18 avril 2023

Tourisme et décroissance : vers une inévitable mutation de notre rapport au voyage

Décroissance et changements de paradigmes

Si l’avenir de la planète vous préoccupe, vous avez probablement déjà un peu entendu parler du mouvement de la décroissance, surtout depuis quelques années, puisque ses idées ne cessent de gagner des appuis. Quels sont les fondements de cet appel à une décroissance conviviale? Le tourisme tel qu’il existe est-il compatible avec les idées de la décroissance? Quelles voies ce secteur pourrait commencer à emprunter afin d’entreprendre une transformation en profondeur de ses pratiques et quelles seraient les actions à mettre en place ou la direction à emprunter afin de commencer cette inévitable mutation de notre rapport au voyage?

La décroissance, un appel à rompre avec l’économie traditionnelle

Aux débuts des années 2000, des intellectuelles et intellectuels en France lancent un appel à une « décroissance » face à l’idéologie de la croissance. L’objectif est de dénoncer la course effrénée à la production de biens et de certains services, néfaste à la biosphère et puissante créatrice d’inégalités socio-économiques. Les « objecteurs de croissance » émettent de facto une critique radicale d’indicateurs économiques comme le produit intérieur brut (PIB) ou les points de croissance qui sont l’objectif tant des entreprises que de la très grande majorité des États. Il s’agit d’une attaque frontale du « sacré » pour reprendre les mots de l’économiste Serge Latouche, considéré comme le père du mouvement (1).

Les fondamentaux de la décroissance conviviale

Il n’est pas possible de couvrir ici le très large éventail de sujets que les idées de la décroissance couvrent, mais il faut retenir que ce mouvement ne s’intéresse pas seulement aux aspects économiques de nos sociétés de croissance et à leurs graves conséquences (perte de la biodiversité, pollution, surexploitation, inégalités). La décroissance conviviale est à la convergence de plusieurs valeurs et mouvements progressistes. En outre, elle est bien évidemment extrêmement critique du néolibéralisme, l’idéologie économique qui coordonne le capitalisme et qui vise à créer, entre autres, « un environnement qui favorise les mouvements de capitaux, la dérégulation des marchés, la réduction du rôle de l’État, des dépenses publiques et de la fiscalité (en particulier au bénéfice des entreprises) » (2).  La décroissance conviviale, et donc planifiée de manière démocratique, est un chemin vers des sociétés postcroissance, elle n’est pas la fin, mais le moyen. Le but ultime de la décroissance, c’est de préparer nos sociétés à « prospérer sans croissance », comme l’a dit l’économiste Tim Jaskson. C’est une économie du bien-vivre, conviviale. En ce sens, elle reprend le concept autochtone du buen vivir (ou vivir bien) cher à de nombreuses communautés sud-américaines. La décroissance propose donc de « produire moins, partager plus, décider ensemble » pour citer le sous-titre du livre Guérir du mal de l’infini du professeur et chercheur à HEC, Yves-Marie Abraham.
========================
▸ Consigne A
Recopiez fidèlement l'article sur la décroissance entre « Tourisme et décroissance » et « rapport au voyage? », ces deux passages compris.
L'article et la liste qui suit sont deux documents sans lien entre eux.

▸ Données fournies
========================
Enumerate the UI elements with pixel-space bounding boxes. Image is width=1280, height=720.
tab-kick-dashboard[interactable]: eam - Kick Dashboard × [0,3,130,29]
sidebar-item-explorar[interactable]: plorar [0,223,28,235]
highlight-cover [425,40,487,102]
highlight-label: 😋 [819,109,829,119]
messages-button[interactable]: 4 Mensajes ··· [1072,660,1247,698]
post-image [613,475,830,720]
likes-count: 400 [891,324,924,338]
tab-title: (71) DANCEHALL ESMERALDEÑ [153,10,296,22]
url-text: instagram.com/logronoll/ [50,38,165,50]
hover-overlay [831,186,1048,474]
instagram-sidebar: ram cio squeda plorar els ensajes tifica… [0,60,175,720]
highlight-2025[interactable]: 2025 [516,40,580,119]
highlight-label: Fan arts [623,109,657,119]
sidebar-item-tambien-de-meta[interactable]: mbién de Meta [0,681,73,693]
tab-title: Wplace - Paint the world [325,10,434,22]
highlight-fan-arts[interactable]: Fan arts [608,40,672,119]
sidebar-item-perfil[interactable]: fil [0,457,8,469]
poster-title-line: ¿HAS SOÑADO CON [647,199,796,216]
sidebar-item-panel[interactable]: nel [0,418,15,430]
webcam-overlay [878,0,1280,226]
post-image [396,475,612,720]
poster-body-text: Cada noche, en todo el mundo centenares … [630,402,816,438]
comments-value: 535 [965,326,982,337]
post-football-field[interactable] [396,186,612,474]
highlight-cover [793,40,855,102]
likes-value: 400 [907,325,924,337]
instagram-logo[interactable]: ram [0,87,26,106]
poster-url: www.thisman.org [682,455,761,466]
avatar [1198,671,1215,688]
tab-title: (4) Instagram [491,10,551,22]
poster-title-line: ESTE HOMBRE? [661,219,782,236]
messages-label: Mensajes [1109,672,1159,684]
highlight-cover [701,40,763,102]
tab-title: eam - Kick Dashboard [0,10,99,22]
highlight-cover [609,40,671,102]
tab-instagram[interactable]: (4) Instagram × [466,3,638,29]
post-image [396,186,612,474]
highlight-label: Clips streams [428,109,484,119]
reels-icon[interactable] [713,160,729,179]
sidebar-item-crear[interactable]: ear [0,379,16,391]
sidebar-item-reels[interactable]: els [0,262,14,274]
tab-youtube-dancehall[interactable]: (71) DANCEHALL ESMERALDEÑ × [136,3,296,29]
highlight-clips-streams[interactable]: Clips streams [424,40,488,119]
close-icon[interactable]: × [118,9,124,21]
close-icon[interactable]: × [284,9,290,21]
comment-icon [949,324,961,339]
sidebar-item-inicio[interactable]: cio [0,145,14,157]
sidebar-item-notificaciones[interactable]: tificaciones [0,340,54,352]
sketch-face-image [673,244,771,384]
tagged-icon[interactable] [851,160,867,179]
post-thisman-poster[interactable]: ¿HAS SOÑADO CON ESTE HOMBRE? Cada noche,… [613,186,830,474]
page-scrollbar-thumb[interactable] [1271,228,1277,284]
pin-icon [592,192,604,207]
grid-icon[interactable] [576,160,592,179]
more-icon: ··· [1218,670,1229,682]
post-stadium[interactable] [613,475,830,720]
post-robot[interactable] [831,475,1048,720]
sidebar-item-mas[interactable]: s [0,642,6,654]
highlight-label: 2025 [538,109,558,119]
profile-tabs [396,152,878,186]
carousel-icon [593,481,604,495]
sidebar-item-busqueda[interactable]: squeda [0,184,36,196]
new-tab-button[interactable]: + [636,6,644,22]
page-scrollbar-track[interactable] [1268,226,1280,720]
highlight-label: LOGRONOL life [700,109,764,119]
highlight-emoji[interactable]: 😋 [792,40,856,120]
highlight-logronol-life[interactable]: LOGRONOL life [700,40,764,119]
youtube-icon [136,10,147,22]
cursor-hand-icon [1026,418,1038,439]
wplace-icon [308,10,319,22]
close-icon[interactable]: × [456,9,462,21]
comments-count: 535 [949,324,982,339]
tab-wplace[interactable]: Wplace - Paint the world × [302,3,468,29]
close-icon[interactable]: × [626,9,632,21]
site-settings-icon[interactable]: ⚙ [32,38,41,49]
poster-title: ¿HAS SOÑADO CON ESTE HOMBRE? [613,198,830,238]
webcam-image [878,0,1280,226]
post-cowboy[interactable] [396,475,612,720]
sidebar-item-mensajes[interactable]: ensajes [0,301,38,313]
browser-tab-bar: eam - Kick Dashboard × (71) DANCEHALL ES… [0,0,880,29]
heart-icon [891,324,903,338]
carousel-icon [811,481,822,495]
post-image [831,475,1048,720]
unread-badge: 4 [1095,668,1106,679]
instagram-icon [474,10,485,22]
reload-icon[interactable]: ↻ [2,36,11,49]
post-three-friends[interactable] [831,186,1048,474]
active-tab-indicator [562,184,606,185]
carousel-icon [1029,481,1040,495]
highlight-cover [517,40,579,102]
========================
▸ Consigne B
Rassemblez, s'il vous plaît, chaque ligne de la liste ci-dessus qui contient la chaîne « item », en tenant compte de la casse.

▸ Résultat attendu A
Tourisme et décroissance : vers une inévitable mutation de notre rapport au voyage

Décroissance et changements de paradigmes

Si l’avenir de la planète vous préoccupe, vous avez probablement déjà un peu entendu parler du mouvement de la décroissance, surtout depuis quelques années, puisque ses idées ne cessent de gagner des appuis. Quels sont les fondements de cet appel à une décroissance conviviale? Le tourisme tel qu’il existe est-il compatible avec les idées de la décroissance? Quelles voies ce secteur pourrait commencer à emprunter afin d’entreprendre une transformation en profondeur de ses pratiques et quelles seraient les actions à mettre en place ou la direction à emprunter afin de commencer cette inévitable mutation de notre rapport au voyage?

▸ Résultat attendu B
sidebar-item-explorar[interactable]: plorar [0,223,28,235]
sidebar-item-tambien-de-meta[interactable]: mbién de Meta [0,681,73,693]
sidebar-item-perfil[interactable]: fil [0,457,8,469]
sidebar-item-panel[interactable]: nel [0,418,15,430]
sidebar-item-crear[interactable]: ear [0,379,16,391]
sidebar-item-reels[interactable]: els [0,262,14,274]
sidebar-item-inicio[interactable]: cio [0,145,14,157]
sidebar-item-notificaciones[interactable]: tificaciones [0,340,54,352]
sidebar-item-mas[interactable]: s [0,642,6,654]
sidebar-item-busqueda[interactable]: squeda [0,184,36,196]
sidebar-item-mensajes[interactable]: ensajes [0,301,38,313]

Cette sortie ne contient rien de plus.